─── Records supplied

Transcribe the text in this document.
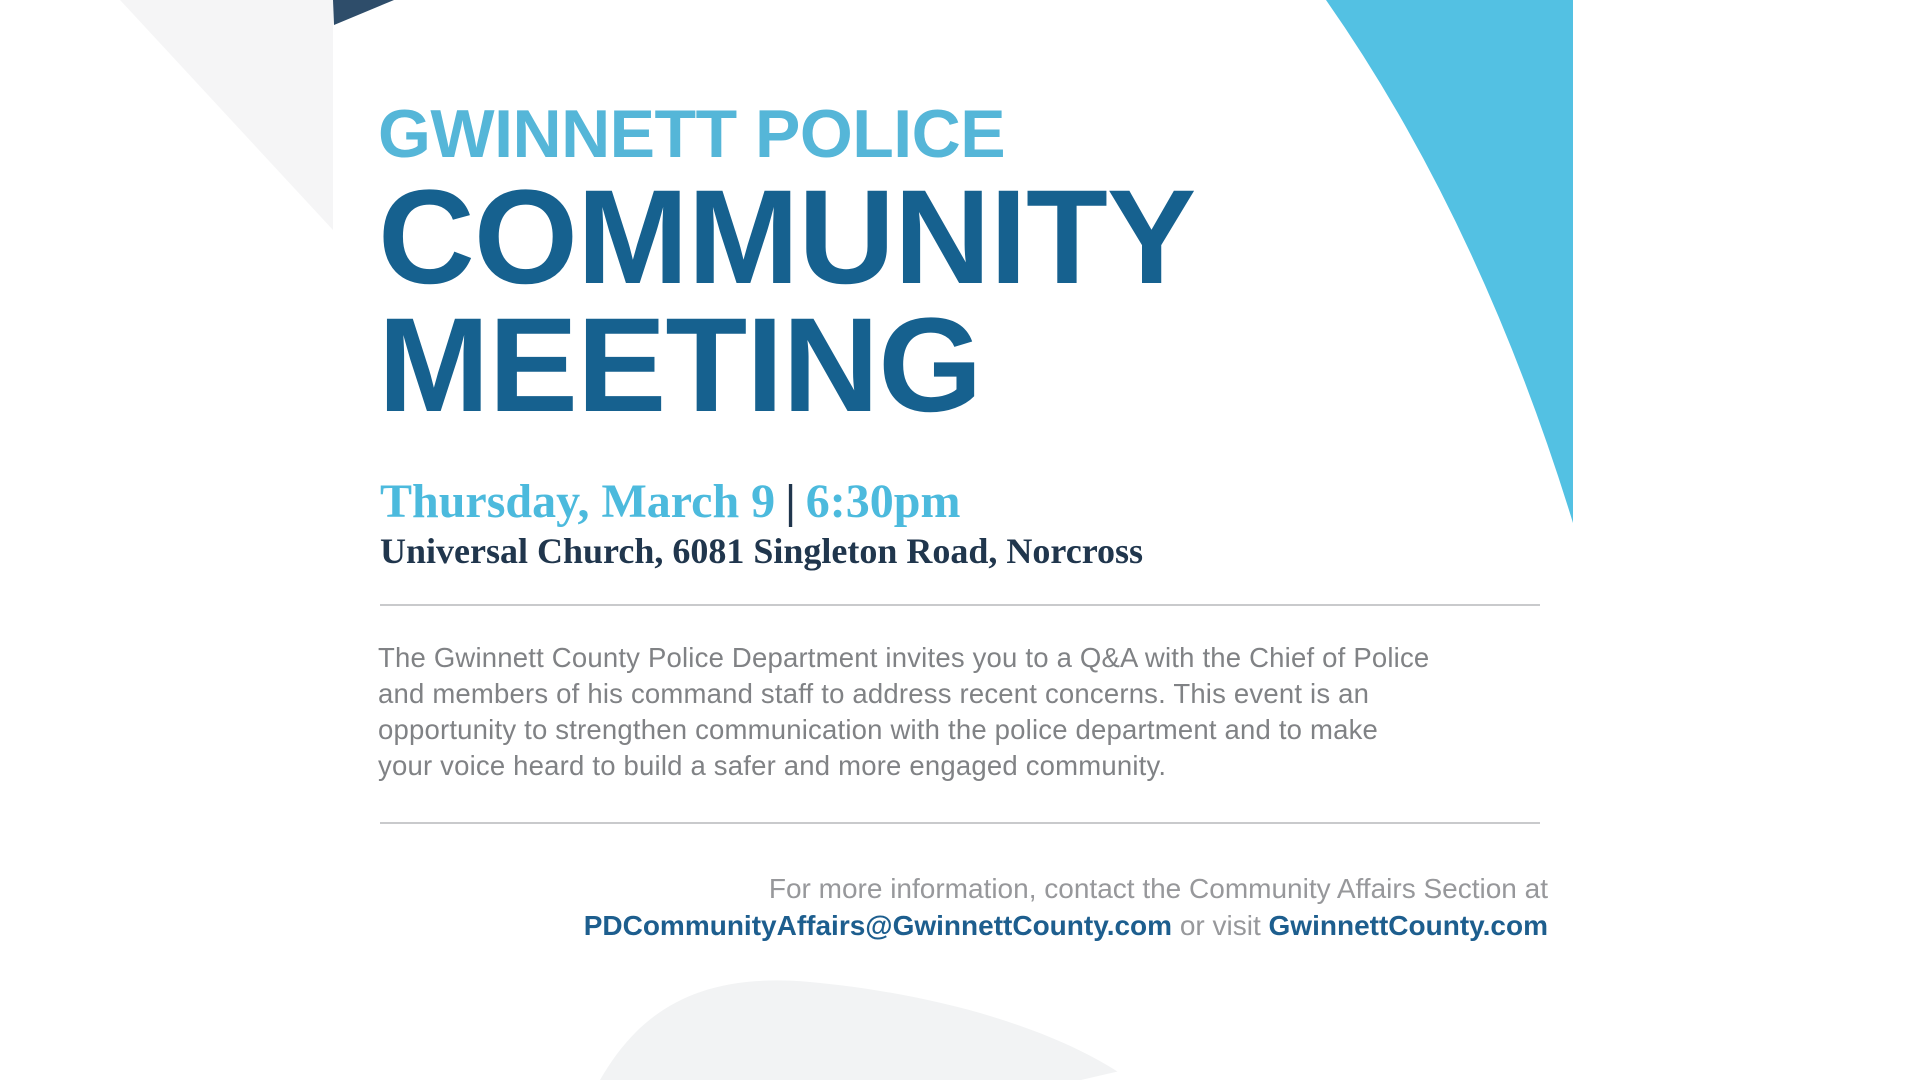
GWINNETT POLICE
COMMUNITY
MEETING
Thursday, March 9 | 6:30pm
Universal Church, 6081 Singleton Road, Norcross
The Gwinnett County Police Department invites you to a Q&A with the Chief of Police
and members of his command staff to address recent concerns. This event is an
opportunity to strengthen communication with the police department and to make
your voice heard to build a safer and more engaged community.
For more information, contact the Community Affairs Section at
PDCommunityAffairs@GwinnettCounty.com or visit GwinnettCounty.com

──────

#### Requirements:
Pictures in the records should not appear in your copy, but everything else must be transcribed exactly.

#### Solution to the exercise:
Transcribe the text in this document.
GWINNETT POLICE
COMMUNITY
MEETING
Thursday, March 9 | 6:30pm
Universal Church, 6081 Singleton Road, Norcross
The Gwinnett County Police Department invites you to a Q&A with the Chief of Police
and members of his command staff to address recent concerns. This event is an
opportunity to strengthen communication with the police department and to make
your voice heard to build a safer and more engaged community.
For more information, contact the Community Affairs Section at
PDCommunityAffairs@GwinnettCounty.com or visit GwinnettCounty.com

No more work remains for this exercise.